To be done = Records follow. Pull out every line that contains "right".

Records supplied =
■ ■ ■ ■
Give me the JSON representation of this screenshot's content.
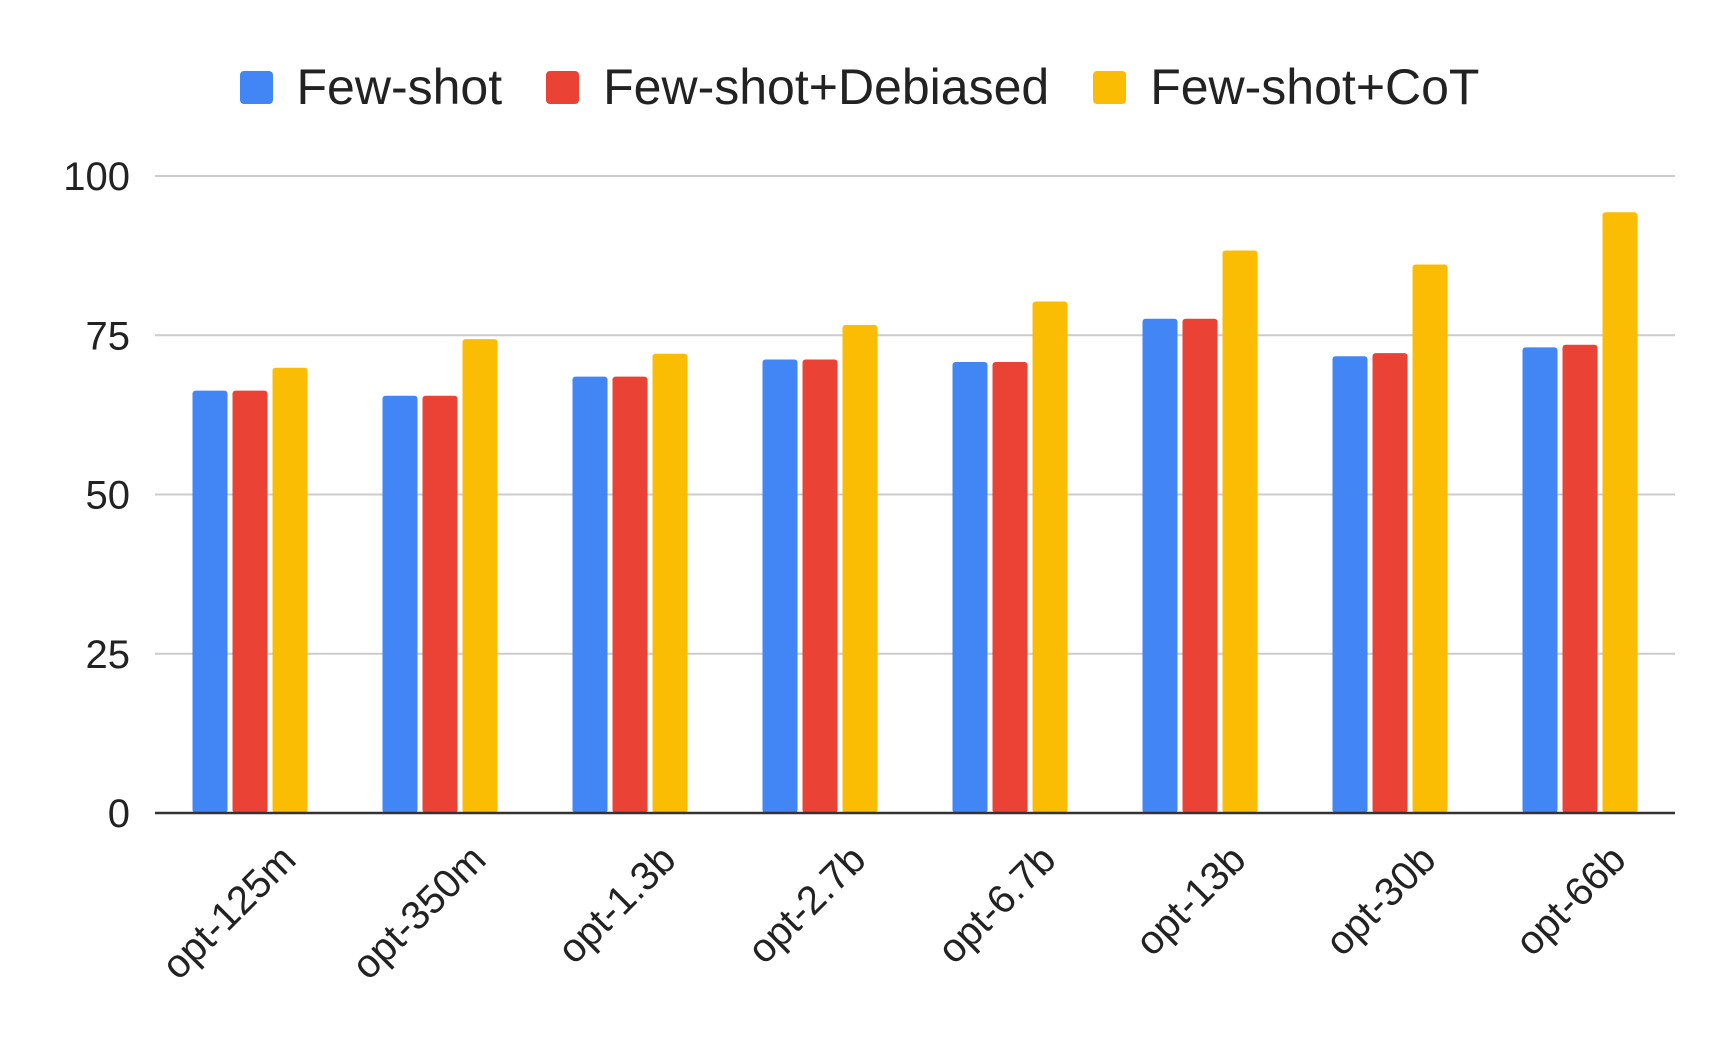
{
  "chart_data": {
    "type": "bar",
    "title": "",
    "xlabel": "",
    "ylabel": "",
    "categories": [
      "opt-125m",
      "opt-350m",
      "opt-1.3b",
      "opt-2.7b",
      "opt-6.7b",
      "opt-13b",
      "opt-30b",
      "opt-66b"
    ],
    "series": [
      {
        "name": "Few-shot",
        "color": "#4285F4",
        "values": [
          66.3,
          65.5,
          68.5,
          71.2,
          70.8,
          77.6,
          71.7,
          73.1
        ]
      },
      {
        "name": "Few-shot+Debiased",
        "color": "#EA4335",
        "values": [
          66.3,
          65.5,
          68.5,
          71.2,
          70.8,
          77.6,
          72.2,
          73.5
        ]
      },
      {
        "name": "Few-shot+CoT",
        "color": "#FBBC04",
        "values": [
          69.9,
          74.4,
          72.1,
          76.6,
          80.3,
          88.3,
          86.1,
          94.3
        ]
      }
    ],
    "ylim": [
      0,
      100
    ],
    "yticks": [
      0,
      25,
      50,
      75,
      100
    ],
    "grid": true,
    "legend_position": "top-center"
  }
}
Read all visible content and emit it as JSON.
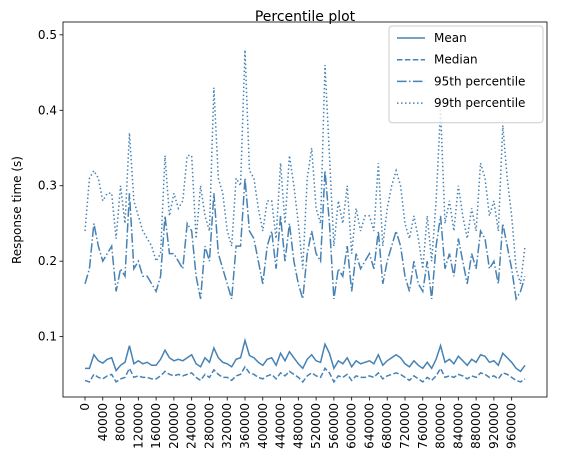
{
  "chart_data": {
    "type": "line",
    "title": "Percentile plot",
    "y_label": "Response time (s)",
    "x": [
      0,
      10000,
      20000,
      30000,
      40000,
      50000,
      60000,
      70000,
      80000,
      90000,
      100000,
      110000,
      120000,
      130000,
      140000,
      150000,
      160000,
      170000,
      180000,
      190000,
      200000,
      210000,
      220000,
      230000,
      240000,
      250000,
      260000,
      270000,
      280000,
      290000,
      300000,
      310000,
      320000,
      330000,
      340000,
      350000,
      360000,
      370000,
      380000,
      390000,
      400000,
      410000,
      420000,
      430000,
      440000,
      450000,
      460000,
      470000,
      480000,
      490000,
      500000,
      510000,
      520000,
      530000,
      540000,
      550000,
      560000,
      570000,
      580000,
      590000,
      600000,
      610000,
      620000,
      630000,
      640000,
      650000,
      660000,
      670000,
      680000,
      690000,
      700000,
      710000,
      720000,
      730000,
      740000,
      750000,
      760000,
      770000,
      780000,
      790000,
      800000,
      810000,
      820000,
      830000,
      840000,
      850000,
      860000,
      870000,
      880000,
      890000,
      900000,
      910000,
      920000,
      930000,
      940000,
      950000,
      960000,
      970000,
      980000,
      990000
    ],
    "series": [
      {
        "name": "Mean",
        "color": "#4682b4",
        "dash": "solid",
        "values": [
          0.058,
          0.058,
          0.076,
          0.068,
          0.065,
          0.07,
          0.072,
          0.055,
          0.062,
          0.066,
          0.088,
          0.064,
          0.068,
          0.064,
          0.066,
          0.062,
          0.062,
          0.07,
          0.082,
          0.072,
          0.068,
          0.07,
          0.068,
          0.072,
          0.076,
          0.064,
          0.06,
          0.072,
          0.066,
          0.085,
          0.072,
          0.066,
          0.064,
          0.06,
          0.07,
          0.072,
          0.095,
          0.075,
          0.072,
          0.066,
          0.062,
          0.07,
          0.072,
          0.062,
          0.078,
          0.068,
          0.08,
          0.072,
          0.064,
          0.058,
          0.07,
          0.076,
          0.068,
          0.066,
          0.09,
          0.078,
          0.058,
          0.068,
          0.064,
          0.072,
          0.06,
          0.068,
          0.064,
          0.066,
          0.068,
          0.064,
          0.076,
          0.062,
          0.068,
          0.072,
          0.076,
          0.072,
          0.064,
          0.06,
          0.068,
          0.062,
          0.058,
          0.066,
          0.058,
          0.07,
          0.088,
          0.066,
          0.07,
          0.064,
          0.074,
          0.068,
          0.062,
          0.07,
          0.066,
          0.076,
          0.074,
          0.066,
          0.068,
          0.062,
          0.078,
          0.072,
          0.066,
          0.058,
          0.054,
          0.062
        ]
      },
      {
        "name": "Median",
        "color": "#4682b4",
        "dash": "dashed",
        "values": [
          0.042,
          0.04,
          0.05,
          0.046,
          0.044,
          0.048,
          0.05,
          0.04,
          0.044,
          0.046,
          0.058,
          0.046,
          0.048,
          0.046,
          0.046,
          0.044,
          0.044,
          0.048,
          0.054,
          0.05,
          0.048,
          0.05,
          0.048,
          0.05,
          0.052,
          0.046,
          0.042,
          0.05,
          0.046,
          0.056,
          0.05,
          0.046,
          0.046,
          0.042,
          0.048,
          0.05,
          0.06,
          0.052,
          0.05,
          0.046,
          0.044,
          0.048,
          0.05,
          0.044,
          0.052,
          0.048,
          0.054,
          0.05,
          0.046,
          0.04,
          0.048,
          0.052,
          0.048,
          0.046,
          0.058,
          0.052,
          0.04,
          0.048,
          0.046,
          0.05,
          0.042,
          0.048,
          0.046,
          0.046,
          0.048,
          0.046,
          0.052,
          0.044,
          0.048,
          0.05,
          0.052,
          0.05,
          0.046,
          0.042,
          0.048,
          0.044,
          0.04,
          0.046,
          0.042,
          0.048,
          0.058,
          0.046,
          0.048,
          0.046,
          0.05,
          0.048,
          0.044,
          0.048,
          0.046,
          0.052,
          0.05,
          0.046,
          0.048,
          0.044,
          0.052,
          0.05,
          0.046,
          0.042,
          0.04,
          0.044
        ]
      },
      {
        "name": "95th percentile",
        "color": "#4682b4",
        "dash": "dashdot",
        "values": [
          0.17,
          0.19,
          0.25,
          0.22,
          0.2,
          0.21,
          0.22,
          0.16,
          0.19,
          0.18,
          0.29,
          0.19,
          0.2,
          0.18,
          0.18,
          0.17,
          0.16,
          0.18,
          0.26,
          0.21,
          0.21,
          0.2,
          0.19,
          0.25,
          0.24,
          0.18,
          0.15,
          0.22,
          0.2,
          0.29,
          0.21,
          0.19,
          0.17,
          0.15,
          0.22,
          0.22,
          0.31,
          0.24,
          0.23,
          0.2,
          0.17,
          0.22,
          0.24,
          0.19,
          0.26,
          0.2,
          0.25,
          0.2,
          0.17,
          0.15,
          0.21,
          0.24,
          0.21,
          0.2,
          0.32,
          0.25,
          0.15,
          0.19,
          0.18,
          0.22,
          0.16,
          0.21,
          0.19,
          0.2,
          0.21,
          0.19,
          0.24,
          0.17,
          0.2,
          0.22,
          0.24,
          0.22,
          0.18,
          0.16,
          0.2,
          0.17,
          0.16,
          0.2,
          0.15,
          0.22,
          0.26,
          0.19,
          0.21,
          0.18,
          0.23,
          0.2,
          0.17,
          0.21,
          0.19,
          0.24,
          0.23,
          0.19,
          0.2,
          0.17,
          0.25,
          0.22,
          0.19,
          0.15,
          0.16,
          0.18
        ]
      },
      {
        "name": "99th percentile",
        "color": "#4682b4",
        "dash": "dotted",
        "values": [
          0.24,
          0.31,
          0.32,
          0.31,
          0.28,
          0.29,
          0.29,
          0.23,
          0.3,
          0.25,
          0.37,
          0.28,
          0.26,
          0.24,
          0.23,
          0.22,
          0.2,
          0.21,
          0.34,
          0.26,
          0.29,
          0.27,
          0.28,
          0.34,
          0.34,
          0.23,
          0.3,
          0.26,
          0.24,
          0.43,
          0.31,
          0.29,
          0.24,
          0.22,
          0.31,
          0.3,
          0.48,
          0.32,
          0.31,
          0.27,
          0.24,
          0.28,
          0.28,
          0.23,
          0.33,
          0.25,
          0.34,
          0.3,
          0.25,
          0.19,
          0.31,
          0.35,
          0.27,
          0.25,
          0.46,
          0.34,
          0.22,
          0.28,
          0.25,
          0.3,
          0.21,
          0.27,
          0.24,
          0.26,
          0.26,
          0.24,
          0.33,
          0.22,
          0.27,
          0.3,
          0.32,
          0.3,
          0.25,
          0.23,
          0.26,
          0.23,
          0.19,
          0.26,
          0.2,
          0.28,
          0.4,
          0.25,
          0.28,
          0.24,
          0.3,
          0.26,
          0.23,
          0.27,
          0.24,
          0.33,
          0.31,
          0.26,
          0.28,
          0.24,
          0.38,
          0.31,
          0.26,
          0.19,
          0.17,
          0.22
        ]
      }
    ],
    "xlim": [
      -49500,
      1039500
    ],
    "ylim": [
      0.02,
      0.517
    ],
    "xticks": [
      0,
      40000,
      80000,
      120000,
      160000,
      200000,
      240000,
      280000,
      320000,
      360000,
      400000,
      440000,
      480000,
      520000,
      560000,
      600000,
      640000,
      680000,
      720000,
      760000,
      800000,
      840000,
      880000,
      920000,
      960000
    ],
    "yticks": [
      0.1,
      0.2,
      0.3,
      0.4,
      0.5
    ],
    "legend": "upper right"
  }
}
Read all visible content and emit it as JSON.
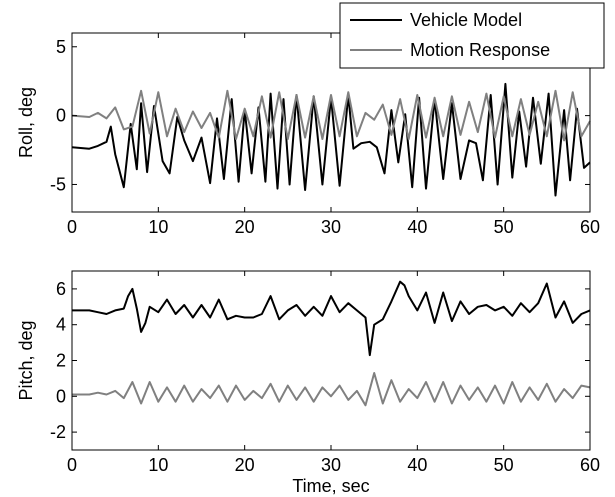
{
  "chart_data": [
    {
      "type": "line",
      "title": "",
      "xlabel": "",
      "ylabel": "Roll, deg",
      "xlim": [
        0,
        60
      ],
      "ylim": [
        -7,
        6
      ],
      "xticks": [
        0,
        10,
        20,
        30,
        40,
        50,
        60
      ],
      "yticks": [
        -5,
        0,
        5
      ],
      "grid": false,
      "legend": {
        "placement": "top-right",
        "entries": [
          {
            "label": "Vehicle Model",
            "color": "#000000"
          },
          {
            "label": "Motion Response",
            "color": "#808080"
          }
        ]
      },
      "series": [
        {
          "name": "Vehicle Model",
          "color": "#000000",
          "x": [
            0,
            2,
            3,
            4,
            4.5,
            5,
            6,
            6.8,
            7.5,
            8,
            8.7,
            9.5,
            10.5,
            11.3,
            12.2,
            13,
            14,
            15,
            16,
            16.8,
            17.6,
            18.5,
            19.3,
            20,
            20.8,
            21.6,
            22.4,
            23,
            23.8,
            24.5,
            25.2,
            26,
            27,
            28,
            29,
            30,
            31,
            32,
            32.6,
            33.5,
            34.5,
            35.3,
            36.2,
            37,
            37.8,
            38.6,
            39.4,
            40.2,
            41,
            42,
            43,
            44,
            45,
            46,
            46.8,
            47.6,
            48.5,
            49.3,
            50.2,
            51,
            51.8,
            52.6,
            53.4,
            54.3,
            55.2,
            56,
            57,
            57.7,
            58.5,
            59.3,
            60
          ],
          "y": [
            -2.3,
            -2.4,
            -2.2,
            -1.9,
            -0.8,
            -2.8,
            -5.2,
            -0.6,
            -3.9,
            0.9,
            -4.1,
            0.7,
            -3.3,
            -4.2,
            -0.1,
            -1.8,
            -3.3,
            -1.6,
            -4.9,
            -0.2,
            -4.6,
            1.2,
            -4.8,
            0.4,
            -4.2,
            0.6,
            -4.8,
            1.6,
            -5.3,
            1.2,
            -5.0,
            1.5,
            -5.4,
            1.4,
            -5.0,
            1.3,
            -5.1,
            1.5,
            -2.4,
            -2.0,
            -1.9,
            -2.3,
            -4.2,
            0.4,
            -3.4,
            0.1,
            -5.2,
            1.3,
            -5.3,
            1.2,
            -4.6,
            0.9,
            -4.6,
            -1.8,
            -2.0,
            -4.7,
            1.5,
            -5.0,
            2.3,
            -4.5,
            0.3,
            -3.7,
            1.3,
            -3.5,
            1.6,
            -5.8,
            0.4,
            -4.7,
            0.5,
            -3.8,
            -3.4
          ]
        },
        {
          "name": "Motion Response",
          "color": "#808080",
          "x": [
            0,
            2,
            3,
            4,
            5,
            6,
            7,
            8,
            9,
            10,
            11,
            12,
            13,
            14,
            15,
            16,
            17,
            18,
            19,
            20,
            21,
            22,
            23,
            24,
            25,
            26,
            27,
            28,
            29,
            30,
            31,
            32,
            33,
            34,
            35,
            36,
            37,
            38,
            39,
            40,
            41,
            42,
            43,
            44,
            45,
            46,
            47,
            48,
            49,
            50,
            51,
            52,
            53,
            54,
            55,
            56,
            57,
            58,
            59,
            60
          ],
          "y": [
            0.0,
            -0.1,
            0.2,
            -0.2,
            0.6,
            -1.0,
            -0.8,
            1.8,
            -1.3,
            1.7,
            -1.5,
            0.5,
            -1.2,
            0.3,
            -0.9,
            0.2,
            -1.6,
            1.8,
            -1.7,
            0.5,
            -1.5,
            1.4,
            -1.6,
            1.7,
            -1.7,
            1.5,
            -1.6,
            1.4,
            -1.7,
            1.5,
            -1.5,
            1.7,
            -1.5,
            0.2,
            -0.3,
            0.8,
            -1.4,
            1.2,
            -1.7,
            1.5,
            -1.6,
            1.3,
            -1.5,
            1.4,
            -1.4,
            1.0,
            -1.2,
            1.6,
            -1.6,
            1.4,
            -1.5,
            1.2,
            -1.4,
            1.0,
            -1.5,
            1.8,
            -1.8,
            1.7,
            -1.5,
            -0.4
          ]
        }
      ]
    },
    {
      "type": "line",
      "title": "",
      "xlabel": "Time, sec",
      "ylabel": "Pitch, deg",
      "xlim": [
        0,
        60
      ],
      "ylim": [
        -3,
        7
      ],
      "xticks": [
        0,
        10,
        20,
        30,
        40,
        50,
        60
      ],
      "yticks": [
        -2,
        0,
        2,
        4,
        6
      ],
      "grid": false,
      "series": [
        {
          "name": "Vehicle Model",
          "color": "#000000",
          "x": [
            0,
            2,
            3,
            4,
            5,
            6,
            6.5,
            7,
            7.5,
            8,
            8.5,
            9,
            10,
            11,
            12,
            13,
            14,
            15,
            16,
            17,
            18,
            19,
            20,
            21,
            22,
            23,
            24,
            25,
            26,
            27,
            28,
            29,
            30,
            31,
            32,
            33,
            34,
            34.5,
            35,
            36,
            37,
            38,
            38.5,
            39,
            40,
            41,
            42,
            43,
            44,
            45,
            46,
            47,
            48,
            49,
            50,
            51,
            52,
            53,
            54,
            55,
            56,
            57,
            58,
            59,
            60
          ],
          "y": [
            4.8,
            4.8,
            4.7,
            4.6,
            4.8,
            4.9,
            5.6,
            6.0,
            4.9,
            3.6,
            4.1,
            5.0,
            4.7,
            5.4,
            4.6,
            5.1,
            4.4,
            5.1,
            4.4,
            5.4,
            4.3,
            4.5,
            4.4,
            4.4,
            4.6,
            5.6,
            4.3,
            4.8,
            5.1,
            4.5,
            5.0,
            4.5,
            5.6,
            4.7,
            5.2,
            4.8,
            4.4,
            2.3,
            4.0,
            4.3,
            5.3,
            6.4,
            6.2,
            5.6,
            4.8,
            5.8,
            4.1,
            5.8,
            4.2,
            5.3,
            4.6,
            5.0,
            5.1,
            4.8,
            5.0,
            4.5,
            5.2,
            4.7,
            5.2,
            6.3,
            4.4,
            5.3,
            4.1,
            4.6,
            4.8
          ]
        },
        {
          "name": "Motion Response",
          "color": "#808080",
          "x": [
            0,
            2,
            3,
            4,
            5,
            6,
            7,
            8,
            9,
            10,
            11,
            12,
            13,
            14,
            15,
            16,
            17,
            18,
            19,
            20,
            21,
            22,
            23,
            24,
            25,
            26,
            27,
            28,
            29,
            30,
            31,
            32,
            33,
            34,
            35,
            36,
            37,
            38,
            39,
            40,
            41,
            42,
            43,
            44,
            45,
            46,
            47,
            48,
            49,
            50,
            51,
            52,
            53,
            54,
            55,
            56,
            57,
            58,
            59,
            60
          ],
          "y": [
            0.1,
            0.1,
            0.2,
            0.1,
            0.3,
            -0.1,
            0.8,
            -0.4,
            0.8,
            -0.3,
            0.5,
            -0.3,
            0.6,
            -0.3,
            0.4,
            -0.1,
            0.6,
            -0.3,
            0.6,
            -0.2,
            0.3,
            -0.1,
            0.7,
            -0.3,
            0.6,
            -0.2,
            0.5,
            -0.3,
            0.5,
            0.0,
            0.6,
            -0.2,
            0.3,
            -0.5,
            1.3,
            -0.4,
            0.9,
            -0.3,
            0.4,
            -0.1,
            0.8,
            -0.3,
            0.8,
            -0.4,
            0.6,
            -0.2,
            0.5,
            -0.3,
            0.6,
            -0.4,
            0.8,
            -0.3,
            0.5,
            -0.2,
            0.7,
            -0.3,
            0.4,
            -0.1,
            0.6,
            0.5
          ]
        }
      ]
    }
  ]
}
■ ■ ■ ■
Solution to the problem =
    "legend": "upper right"
        "placement": "top-right",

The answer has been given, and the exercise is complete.